---------- MATERIAL ----------

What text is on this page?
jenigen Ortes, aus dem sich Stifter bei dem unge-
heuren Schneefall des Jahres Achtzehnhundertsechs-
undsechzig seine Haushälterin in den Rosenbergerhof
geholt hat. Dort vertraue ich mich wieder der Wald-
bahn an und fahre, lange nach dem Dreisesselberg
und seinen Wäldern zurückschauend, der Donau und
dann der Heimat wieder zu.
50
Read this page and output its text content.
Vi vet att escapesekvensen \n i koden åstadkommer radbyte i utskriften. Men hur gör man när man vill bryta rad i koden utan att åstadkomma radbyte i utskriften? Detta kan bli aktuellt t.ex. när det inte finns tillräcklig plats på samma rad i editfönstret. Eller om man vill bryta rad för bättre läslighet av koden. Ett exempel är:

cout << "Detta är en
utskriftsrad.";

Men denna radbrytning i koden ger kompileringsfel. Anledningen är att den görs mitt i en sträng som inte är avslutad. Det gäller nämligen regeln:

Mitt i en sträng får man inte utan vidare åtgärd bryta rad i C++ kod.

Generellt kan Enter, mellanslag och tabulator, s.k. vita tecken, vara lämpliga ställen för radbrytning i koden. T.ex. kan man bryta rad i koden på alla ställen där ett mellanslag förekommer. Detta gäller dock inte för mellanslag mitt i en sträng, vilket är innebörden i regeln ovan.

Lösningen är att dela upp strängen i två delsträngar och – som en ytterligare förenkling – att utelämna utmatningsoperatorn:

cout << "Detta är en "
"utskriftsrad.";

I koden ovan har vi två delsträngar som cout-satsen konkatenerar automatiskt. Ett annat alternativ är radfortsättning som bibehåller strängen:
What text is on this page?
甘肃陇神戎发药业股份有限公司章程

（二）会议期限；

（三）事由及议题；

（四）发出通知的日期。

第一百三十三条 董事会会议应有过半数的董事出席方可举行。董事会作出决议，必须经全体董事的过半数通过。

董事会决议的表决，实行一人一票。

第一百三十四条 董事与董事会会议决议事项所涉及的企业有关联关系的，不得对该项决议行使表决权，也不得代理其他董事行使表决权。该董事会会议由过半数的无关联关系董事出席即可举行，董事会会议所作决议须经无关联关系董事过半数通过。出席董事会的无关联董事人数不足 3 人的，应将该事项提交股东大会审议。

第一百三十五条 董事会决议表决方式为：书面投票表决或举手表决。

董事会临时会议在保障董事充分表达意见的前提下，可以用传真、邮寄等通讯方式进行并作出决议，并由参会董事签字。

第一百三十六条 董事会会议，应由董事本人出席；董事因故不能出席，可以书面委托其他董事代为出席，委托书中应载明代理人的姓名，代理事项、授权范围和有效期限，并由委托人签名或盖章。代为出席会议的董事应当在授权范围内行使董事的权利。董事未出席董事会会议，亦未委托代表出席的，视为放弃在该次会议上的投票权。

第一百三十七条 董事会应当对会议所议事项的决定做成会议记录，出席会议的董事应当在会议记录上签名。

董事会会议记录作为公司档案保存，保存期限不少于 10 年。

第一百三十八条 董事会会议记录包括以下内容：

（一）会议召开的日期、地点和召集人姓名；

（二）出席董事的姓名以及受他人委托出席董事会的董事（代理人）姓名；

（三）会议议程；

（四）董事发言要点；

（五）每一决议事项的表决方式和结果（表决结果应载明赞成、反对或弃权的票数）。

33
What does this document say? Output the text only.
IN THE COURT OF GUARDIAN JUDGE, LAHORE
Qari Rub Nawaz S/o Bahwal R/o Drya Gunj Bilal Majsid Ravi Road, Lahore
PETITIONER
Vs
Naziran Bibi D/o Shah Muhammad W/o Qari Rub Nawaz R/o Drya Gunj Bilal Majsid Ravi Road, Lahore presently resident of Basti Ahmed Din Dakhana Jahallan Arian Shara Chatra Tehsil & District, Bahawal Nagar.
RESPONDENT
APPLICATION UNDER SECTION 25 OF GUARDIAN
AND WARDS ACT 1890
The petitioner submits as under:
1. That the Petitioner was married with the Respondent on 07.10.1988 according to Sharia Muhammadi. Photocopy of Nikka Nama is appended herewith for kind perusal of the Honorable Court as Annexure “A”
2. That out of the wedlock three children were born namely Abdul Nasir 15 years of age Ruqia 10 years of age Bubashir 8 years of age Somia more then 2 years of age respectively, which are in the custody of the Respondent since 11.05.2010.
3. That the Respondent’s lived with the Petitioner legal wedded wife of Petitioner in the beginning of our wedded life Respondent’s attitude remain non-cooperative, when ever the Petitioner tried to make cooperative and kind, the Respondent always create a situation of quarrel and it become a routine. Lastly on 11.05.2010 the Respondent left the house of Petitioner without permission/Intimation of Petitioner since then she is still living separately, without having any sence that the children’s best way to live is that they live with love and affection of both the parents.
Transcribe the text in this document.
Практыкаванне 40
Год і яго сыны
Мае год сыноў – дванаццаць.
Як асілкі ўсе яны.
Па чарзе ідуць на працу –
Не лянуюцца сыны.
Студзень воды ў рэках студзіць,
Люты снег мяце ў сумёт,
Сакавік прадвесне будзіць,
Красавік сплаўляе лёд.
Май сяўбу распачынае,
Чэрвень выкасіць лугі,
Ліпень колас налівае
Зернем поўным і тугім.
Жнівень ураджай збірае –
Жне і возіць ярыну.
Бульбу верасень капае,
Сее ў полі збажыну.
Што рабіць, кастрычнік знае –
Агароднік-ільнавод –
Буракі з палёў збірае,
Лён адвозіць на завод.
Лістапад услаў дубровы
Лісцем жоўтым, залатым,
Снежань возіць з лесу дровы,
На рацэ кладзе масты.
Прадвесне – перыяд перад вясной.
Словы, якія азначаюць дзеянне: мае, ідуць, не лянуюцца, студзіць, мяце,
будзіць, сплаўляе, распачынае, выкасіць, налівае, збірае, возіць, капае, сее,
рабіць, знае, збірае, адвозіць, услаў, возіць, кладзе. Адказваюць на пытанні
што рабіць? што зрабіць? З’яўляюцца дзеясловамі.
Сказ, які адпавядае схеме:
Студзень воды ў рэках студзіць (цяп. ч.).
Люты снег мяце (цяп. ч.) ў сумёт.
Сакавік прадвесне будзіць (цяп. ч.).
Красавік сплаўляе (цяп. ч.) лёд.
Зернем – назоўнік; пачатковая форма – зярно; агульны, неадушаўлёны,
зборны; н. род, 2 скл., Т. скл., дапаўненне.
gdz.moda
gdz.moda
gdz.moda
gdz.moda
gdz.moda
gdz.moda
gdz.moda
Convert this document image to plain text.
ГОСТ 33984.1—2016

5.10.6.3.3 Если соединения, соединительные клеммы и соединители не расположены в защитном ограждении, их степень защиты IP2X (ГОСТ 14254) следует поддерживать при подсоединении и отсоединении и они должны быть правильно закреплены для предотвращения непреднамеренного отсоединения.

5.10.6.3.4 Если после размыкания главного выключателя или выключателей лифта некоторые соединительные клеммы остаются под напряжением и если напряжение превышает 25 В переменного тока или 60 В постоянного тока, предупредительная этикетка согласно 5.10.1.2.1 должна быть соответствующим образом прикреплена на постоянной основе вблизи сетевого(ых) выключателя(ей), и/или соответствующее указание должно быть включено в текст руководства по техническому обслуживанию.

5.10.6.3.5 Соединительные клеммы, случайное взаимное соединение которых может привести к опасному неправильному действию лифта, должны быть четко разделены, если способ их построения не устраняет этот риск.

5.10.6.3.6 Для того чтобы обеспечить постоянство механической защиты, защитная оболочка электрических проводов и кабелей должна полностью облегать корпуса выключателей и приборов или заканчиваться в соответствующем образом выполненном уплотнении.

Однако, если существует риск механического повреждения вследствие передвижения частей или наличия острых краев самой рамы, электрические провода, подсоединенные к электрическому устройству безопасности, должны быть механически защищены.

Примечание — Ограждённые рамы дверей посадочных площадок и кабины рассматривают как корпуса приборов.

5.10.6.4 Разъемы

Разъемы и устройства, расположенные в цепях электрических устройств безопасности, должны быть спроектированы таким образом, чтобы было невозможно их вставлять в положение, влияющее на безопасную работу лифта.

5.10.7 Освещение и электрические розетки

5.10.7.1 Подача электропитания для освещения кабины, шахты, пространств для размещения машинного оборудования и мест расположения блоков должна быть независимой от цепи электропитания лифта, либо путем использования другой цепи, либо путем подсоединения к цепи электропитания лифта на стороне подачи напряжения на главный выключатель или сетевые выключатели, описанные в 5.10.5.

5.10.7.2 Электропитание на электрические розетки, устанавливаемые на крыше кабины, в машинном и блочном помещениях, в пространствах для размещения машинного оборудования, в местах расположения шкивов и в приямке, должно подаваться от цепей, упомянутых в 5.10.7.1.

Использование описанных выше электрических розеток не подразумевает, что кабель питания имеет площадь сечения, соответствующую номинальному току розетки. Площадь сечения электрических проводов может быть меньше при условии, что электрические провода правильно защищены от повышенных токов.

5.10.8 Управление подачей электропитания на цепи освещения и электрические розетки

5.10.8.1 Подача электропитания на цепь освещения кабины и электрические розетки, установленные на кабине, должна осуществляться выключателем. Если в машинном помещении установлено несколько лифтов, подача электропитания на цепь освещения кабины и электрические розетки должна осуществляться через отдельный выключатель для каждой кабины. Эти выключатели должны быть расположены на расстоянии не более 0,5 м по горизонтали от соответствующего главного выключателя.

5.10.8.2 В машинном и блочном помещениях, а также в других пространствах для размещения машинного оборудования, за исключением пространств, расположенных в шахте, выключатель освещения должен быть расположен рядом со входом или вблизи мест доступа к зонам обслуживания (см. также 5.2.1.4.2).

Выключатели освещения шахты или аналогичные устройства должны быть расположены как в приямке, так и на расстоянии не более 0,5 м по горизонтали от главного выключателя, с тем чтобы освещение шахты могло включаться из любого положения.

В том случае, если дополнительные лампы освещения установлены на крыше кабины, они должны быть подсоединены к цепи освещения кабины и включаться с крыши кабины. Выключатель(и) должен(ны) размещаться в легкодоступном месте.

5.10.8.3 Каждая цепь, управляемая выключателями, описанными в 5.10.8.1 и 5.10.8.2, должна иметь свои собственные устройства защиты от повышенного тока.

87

----------

* _GIVEN REQUEST_
From the data above, pick out each line containing "Majsid" and copy it.

* _SOLUTION TO THE EXERCISE_
Qari Rub Nawaz S/o Bahwal R/o Drya Gunj Bilal Majsid Ravi Road, Lahore
Naziran Bibi D/o Shah Muhammad W/o Qari Rub Nawaz R/o Drya Gunj Bilal Majsid Ravi Road, Lahore presently resident of Basti Ahmed Din Dakhana Jahallan Arian Shara Chatra Tehsil & District, Bahawal Nagar.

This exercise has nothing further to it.